___ Dataset extract ___
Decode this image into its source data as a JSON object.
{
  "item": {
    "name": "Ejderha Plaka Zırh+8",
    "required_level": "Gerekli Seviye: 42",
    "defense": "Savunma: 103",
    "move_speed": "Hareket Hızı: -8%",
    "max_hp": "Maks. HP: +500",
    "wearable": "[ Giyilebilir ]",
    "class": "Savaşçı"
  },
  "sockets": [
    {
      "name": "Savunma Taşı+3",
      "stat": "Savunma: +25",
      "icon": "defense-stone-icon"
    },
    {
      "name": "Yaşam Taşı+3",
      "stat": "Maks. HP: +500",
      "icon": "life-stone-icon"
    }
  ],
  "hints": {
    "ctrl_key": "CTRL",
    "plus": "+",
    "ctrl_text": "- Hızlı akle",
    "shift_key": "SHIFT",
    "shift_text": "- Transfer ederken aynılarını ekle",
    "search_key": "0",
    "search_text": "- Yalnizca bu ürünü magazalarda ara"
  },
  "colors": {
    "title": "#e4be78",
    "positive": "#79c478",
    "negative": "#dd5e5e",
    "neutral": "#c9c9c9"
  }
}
___
Task: Repeat the material in full, exactly as it stands.

Final result:
Decode this image into its source data as a JSON object.
{
  "item": {
    "name": "Ejderha Plaka Zırh+8",
    "required_level": "Gerekli Seviye: 42",
    "defense": "Savunma: 103",
    "move_speed": "Hareket Hızı: -8%",
    "max_hp": "Maks. HP: +500",
    "wearable": "[ Giyilebilir ]",
    "class": "Savaşçı"
  },
  "sockets": [
    {
      "name": "Savunma Taşı+3",
      "stat": "Savunma: +25",
      "icon": "defense-stone-icon"
    },
    {
      "name": "Yaşam Taşı+3",
      "stat": "Maks. HP: +500",
      "icon": "life-stone-icon"
    }
  ],
  "hints": {
    "ctrl_key": "CTRL",
    "plus": "+",
    "ctrl_text": "- Hızlı akle",
    "shift_key": "SHIFT",
    "shift_text": "- Transfer ederken aynılarını ekle",
    "search_key": "0",
    "search_text": "- Yalnizca bu ürünü magazalarda ara"
  },
  "colors": {
    "title": "#e4be78",
    "positive": "#79c478",
    "negative": "#dd5e5e",
    "neutral": "#c9c9c9"
  }
}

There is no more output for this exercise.